/---

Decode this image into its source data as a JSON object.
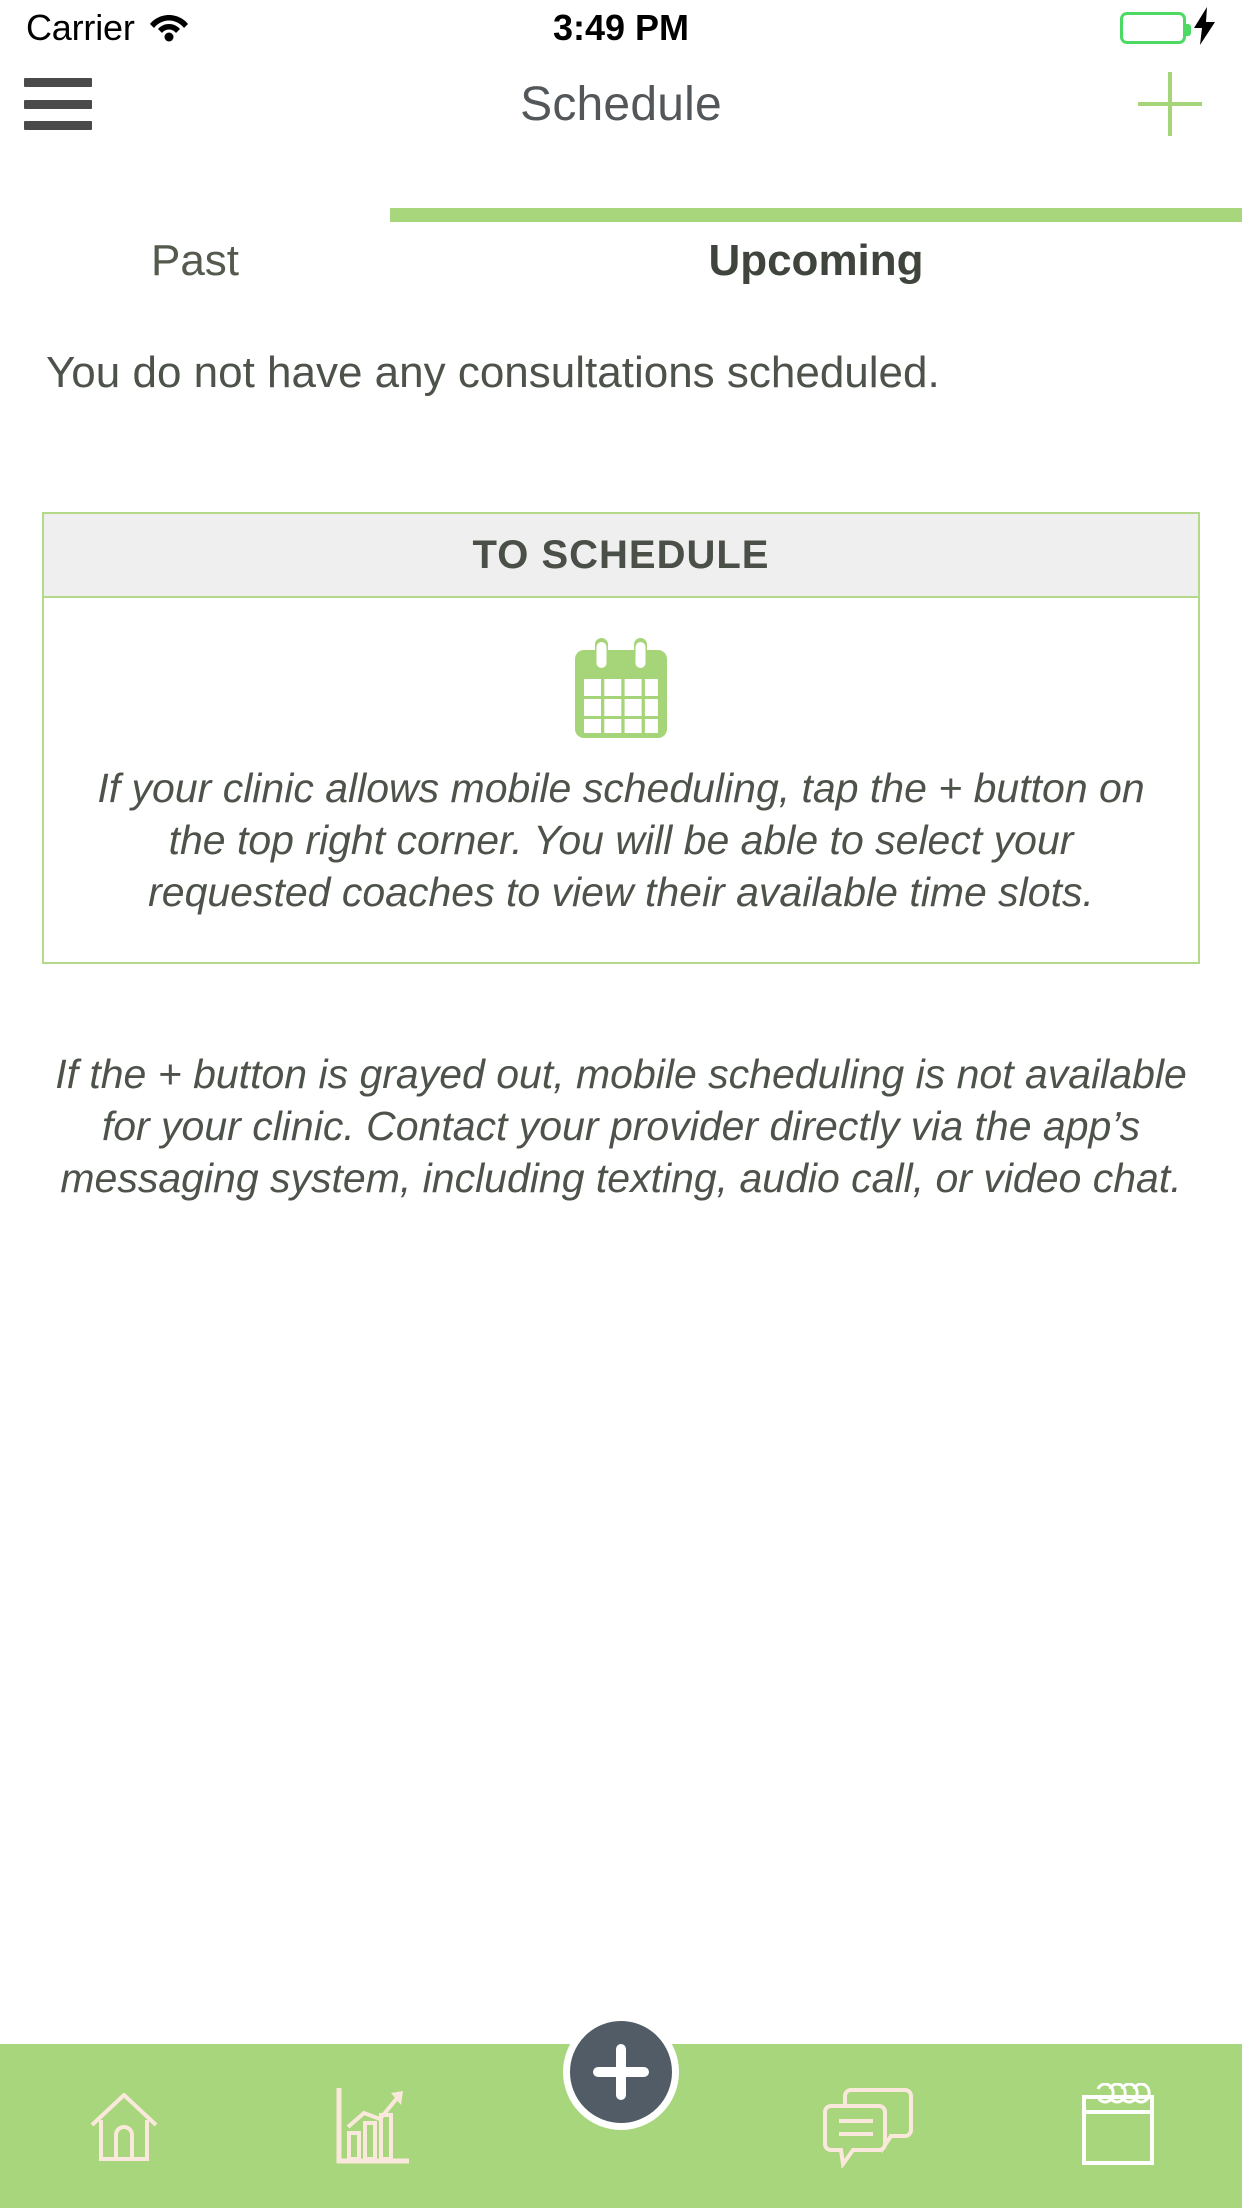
{
  "status_bar": {
    "carrier": "Carrier",
    "time": "3:49 PM",
    "wifi_icon": "wifi-icon",
    "battery_icon": "battery-icon",
    "charging_icon": "lightning-bolt-icon"
  },
  "nav": {
    "menu_icon": "hamburger-menu-icon",
    "title": "Schedule",
    "add_icon": "plus-icon"
  },
  "tabs": {
    "items": [
      {
        "label": "Past",
        "active": false
      },
      {
        "label": "Upcoming",
        "active": true
      }
    ]
  },
  "content": {
    "empty_message": "You do not have any consultations scheduled.",
    "card": {
      "header": "TO SCHEDULE",
      "icon": "calendar-icon",
      "body": "If your clinic allows mobile scheduling, tap the + button on the top right corner. You will be able to select your requested coaches to view their available time slots."
    },
    "note": "If the + button is grayed out, mobile scheduling is not available for your clinic. Contact your provider directly via the app’s messaging system, including texting, audio call, or video chat."
  },
  "bottom_bar": {
    "items": [
      {
        "icon": "home-icon"
      },
      {
        "icon": "chart-icon"
      },
      {
        "icon": "chat-bubbles-icon"
      },
      {
        "icon": "calendar-notepad-icon"
      }
    ],
    "fab_icon": "plus-icon"
  },
  "colors": {
    "accent_green": "#a8d67d",
    "card_border_green": "#b5d98a",
    "icon_green": "#a5d479",
    "battery_green": "#4cd964",
    "text_dark": "#4d524a",
    "fab_dark": "#515c66"
  }
}
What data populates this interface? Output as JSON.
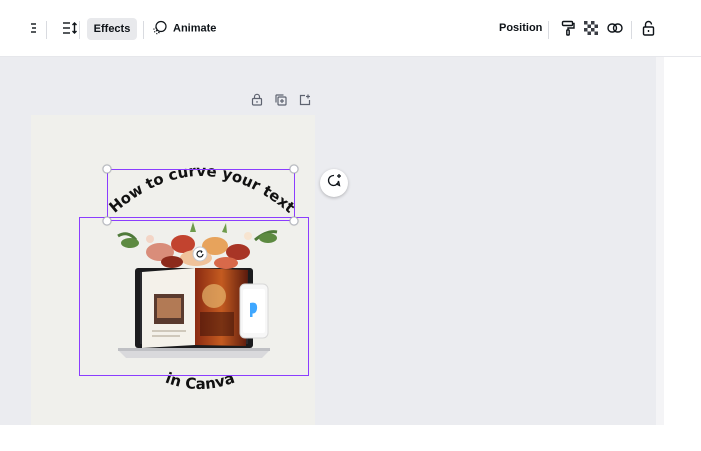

\---

Which lines contain the word "plus"? Copy each of them.

• _FULL RESPONSE_
    "add_icon": "plus-icon"
    "fab_icon": "plus-icon"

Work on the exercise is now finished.